* Do this *
Reproduce the following material exactly, including every line.

* Information supplied *
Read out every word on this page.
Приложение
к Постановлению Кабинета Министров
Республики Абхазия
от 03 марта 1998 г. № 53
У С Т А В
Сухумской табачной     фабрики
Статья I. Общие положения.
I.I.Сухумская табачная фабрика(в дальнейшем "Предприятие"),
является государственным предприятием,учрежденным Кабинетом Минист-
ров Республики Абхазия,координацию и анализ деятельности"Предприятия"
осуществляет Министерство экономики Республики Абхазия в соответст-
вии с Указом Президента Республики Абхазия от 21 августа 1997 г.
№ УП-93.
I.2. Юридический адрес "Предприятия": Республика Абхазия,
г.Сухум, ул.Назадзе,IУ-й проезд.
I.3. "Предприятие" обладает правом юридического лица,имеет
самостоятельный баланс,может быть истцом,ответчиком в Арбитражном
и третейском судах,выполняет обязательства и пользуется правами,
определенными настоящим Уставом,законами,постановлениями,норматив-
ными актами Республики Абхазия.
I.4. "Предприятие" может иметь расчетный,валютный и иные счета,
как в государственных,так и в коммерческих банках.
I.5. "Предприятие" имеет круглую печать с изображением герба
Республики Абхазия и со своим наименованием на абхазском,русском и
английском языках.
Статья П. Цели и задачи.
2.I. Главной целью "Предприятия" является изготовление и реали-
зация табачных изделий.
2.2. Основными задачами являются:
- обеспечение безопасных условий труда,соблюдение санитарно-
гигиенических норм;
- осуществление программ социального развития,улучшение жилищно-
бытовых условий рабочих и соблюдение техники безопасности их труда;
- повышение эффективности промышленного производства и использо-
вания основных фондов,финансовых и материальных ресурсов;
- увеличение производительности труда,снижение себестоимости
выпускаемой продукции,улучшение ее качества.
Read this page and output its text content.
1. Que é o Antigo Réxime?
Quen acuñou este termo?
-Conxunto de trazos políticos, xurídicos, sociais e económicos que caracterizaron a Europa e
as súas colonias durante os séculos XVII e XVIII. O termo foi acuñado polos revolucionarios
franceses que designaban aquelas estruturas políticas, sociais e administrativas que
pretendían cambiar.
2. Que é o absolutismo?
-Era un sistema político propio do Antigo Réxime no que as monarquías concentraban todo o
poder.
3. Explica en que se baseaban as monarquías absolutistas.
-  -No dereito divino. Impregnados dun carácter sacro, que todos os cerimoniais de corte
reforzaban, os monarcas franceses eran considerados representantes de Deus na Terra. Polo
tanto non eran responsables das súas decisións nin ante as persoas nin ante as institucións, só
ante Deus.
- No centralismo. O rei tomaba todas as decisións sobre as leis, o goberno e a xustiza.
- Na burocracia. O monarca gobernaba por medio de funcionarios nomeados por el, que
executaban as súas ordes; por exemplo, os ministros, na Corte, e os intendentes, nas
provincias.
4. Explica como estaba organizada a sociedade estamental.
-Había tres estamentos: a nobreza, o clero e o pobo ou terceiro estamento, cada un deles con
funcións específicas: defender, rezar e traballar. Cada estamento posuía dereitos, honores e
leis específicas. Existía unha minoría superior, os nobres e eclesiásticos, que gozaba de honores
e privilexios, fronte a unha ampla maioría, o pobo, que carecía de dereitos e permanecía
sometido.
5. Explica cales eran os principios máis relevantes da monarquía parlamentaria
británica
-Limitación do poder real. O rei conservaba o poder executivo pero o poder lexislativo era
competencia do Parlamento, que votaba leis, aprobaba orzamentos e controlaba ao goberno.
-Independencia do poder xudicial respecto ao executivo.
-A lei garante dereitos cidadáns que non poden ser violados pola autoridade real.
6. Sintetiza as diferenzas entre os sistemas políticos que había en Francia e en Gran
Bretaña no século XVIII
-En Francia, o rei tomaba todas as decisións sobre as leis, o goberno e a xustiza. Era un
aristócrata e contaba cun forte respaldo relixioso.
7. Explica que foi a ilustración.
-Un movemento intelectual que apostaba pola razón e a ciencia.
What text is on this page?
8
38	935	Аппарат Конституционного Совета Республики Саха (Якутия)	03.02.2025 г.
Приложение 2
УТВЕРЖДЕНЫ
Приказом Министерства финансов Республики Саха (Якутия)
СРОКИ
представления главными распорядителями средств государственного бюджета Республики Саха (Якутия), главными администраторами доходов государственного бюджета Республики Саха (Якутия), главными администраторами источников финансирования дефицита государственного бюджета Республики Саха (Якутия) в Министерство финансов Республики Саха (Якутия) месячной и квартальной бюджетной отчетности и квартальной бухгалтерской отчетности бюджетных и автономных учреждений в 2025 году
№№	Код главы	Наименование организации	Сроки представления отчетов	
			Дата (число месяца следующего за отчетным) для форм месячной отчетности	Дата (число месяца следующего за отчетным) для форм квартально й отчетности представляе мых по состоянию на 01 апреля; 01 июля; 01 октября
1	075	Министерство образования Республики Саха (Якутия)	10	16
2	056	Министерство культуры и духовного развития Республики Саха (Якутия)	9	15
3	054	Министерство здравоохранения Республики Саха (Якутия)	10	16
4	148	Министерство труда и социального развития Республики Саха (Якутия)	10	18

* Solution to this exercise *
Read out every word on this page.
Приложение
к Постановлению Кабинета Министров
Республики Абхазия
от 03 марта 1998 г. № 53
У С Т А В
Сухумской табачной     фабрики
Статья I. Общие положения.
I.I.Сухумская табачная фабрика(в дальнейшем "Предприятие"),
является государственным предприятием,учрежденным Кабинетом Минист-
ров Республики Абхазия,координацию и анализ деятельности"Предприятия"
осуществляет Министерство экономики Республики Абхазия в соответст-
вии с Указом Президента Республики Абхазия от 21 августа 1997 г.
№ УП-93.
I.2. Юридический адрес "Предприятия": Республика Абхазия,
г.Сухум, ул.Назадзе,IУ-й проезд.
I.3. "Предприятие" обладает правом юридического лица,имеет
самостоятельный баланс,может быть истцом,ответчиком в Арбитражном
и третейском судах,выполняет обязательства и пользуется правами,
определенными настоящим Уставом,законами,постановлениями,норматив-
ными актами Республики Абхазия.
I.4. "Предприятие" может иметь расчетный,валютный и иные счета,
как в государственных,так и в коммерческих банках.
I.5. "Предприятие" имеет круглую печать с изображением герба
Республики Абхазия и со своим наименованием на абхазском,русском и
английском языках.
Статья П. Цели и задачи.
2.I. Главной целью "Предприятия" является изготовление и реали-
зация табачных изделий.
2.2. Основными задачами являются:
- обеспечение безопасных условий труда,соблюдение санитарно-
гигиенических норм;
- осуществление программ социального развития,улучшение жилищно-
бытовых условий рабочих и соблюдение техники безопасности их труда;
- повышение эффективности промышленного производства и использо-
вания основных фондов,финансовых и материальных ресурсов;
- увеличение производительности труда,снижение себестоимости
выпускаемой продукции,улучшение ее качества.
Read this page and output its text content.
1. Que é o Antigo Réxime?
Quen acuñou este termo?
-Conxunto de trazos políticos, xurídicos, sociais e económicos que caracterizaron a Europa e
as súas colonias durante os séculos XVII e XVIII. O termo foi acuñado polos revolucionarios
franceses que designaban aquelas estruturas políticas, sociais e administrativas que
pretendían cambiar.
2. Que é o absolutismo?
-Era un sistema político propio do Antigo Réxime no que as monarquías concentraban todo o
poder.
3. Explica en que se baseaban as monarquías absolutistas.
-  -No dereito divino. Impregnados dun carácter sacro, que todos os cerimoniais de corte
reforzaban, os monarcas franceses eran considerados representantes de Deus na Terra. Polo
tanto non eran responsables das súas decisións nin ante as persoas nin ante as institucións, só
ante Deus.
- No centralismo. O rei tomaba todas as decisións sobre as leis, o goberno e a xustiza.
- Na burocracia. O monarca gobernaba por medio de funcionarios nomeados por el, que
executaban as súas ordes; por exemplo, os ministros, na Corte, e os intendentes, nas
provincias.
4. Explica como estaba organizada a sociedade estamental.
-Había tres estamentos: a nobreza, o clero e o pobo ou terceiro estamento, cada un deles con
funcións específicas: defender, rezar e traballar. Cada estamento posuía dereitos, honores e
leis específicas. Existía unha minoría superior, os nobres e eclesiásticos, que gozaba de honores
e privilexios, fronte a unha ampla maioría, o pobo, que carecía de dereitos e permanecía
sometido.
5. Explica cales eran os principios máis relevantes da monarquía parlamentaria
británica
-Limitación do poder real. O rei conservaba o poder executivo pero o poder lexislativo era
competencia do Parlamento, que votaba leis, aprobaba orzamentos e controlaba ao goberno.
-Independencia do poder xudicial respecto ao executivo.
-A lei garante dereitos cidadáns que non poden ser violados pola autoridade real.
6. Sintetiza as diferenzas entre os sistemas políticos que había en Francia e en Gran
Bretaña no século XVIII
-En Francia, o rei tomaba todas as decisións sobre as leis, o goberno e a xustiza. Era un
aristócrata e contaba cun forte respaldo relixioso.
7. Explica que foi a ilustración.
-Un movemento intelectual que apostaba pola razón e a ciencia.
What text is on this page?
8
38	935	Аппарат Конституционного Совета Республики Саха (Якутия)	03.02.2025 г.
Приложение 2
УТВЕРЖДЕНЫ
Приказом Министерства финансов Республики Саха (Якутия)
СРОКИ
представления главными распорядителями средств государственного бюджета Республики Саха (Якутия), главными администраторами доходов государственного бюджета Республики Саха (Якутия), главными администраторами источников финансирования дефицита государственного бюджета Республики Саха (Якутия) в Министерство финансов Республики Саха (Якутия) месячной и квартальной бюджетной отчетности и квартальной бухгалтерской отчетности бюджетных и автономных учреждений в 2025 году
№№	Код главы	Наименование организации	Сроки представления отчетов	
			Дата (число месяца следующего за отчетным) для форм месячной отчетности	Дата (число месяца следующего за отчетным) для форм квартально й отчетности представляе мых по состоянию на 01 апреля; 01 июля; 01 октября
1	075	Министерство образования Республики Саха (Якутия)	10	16
2	056	Министерство культуры и духовного развития Республики Саха (Якутия)	9	15
3	054	Министерство здравоохранения Республики Саха (Якутия)	10	16
4	148	Министерство труда и социального развития Республики Саха (Якутия)	10	18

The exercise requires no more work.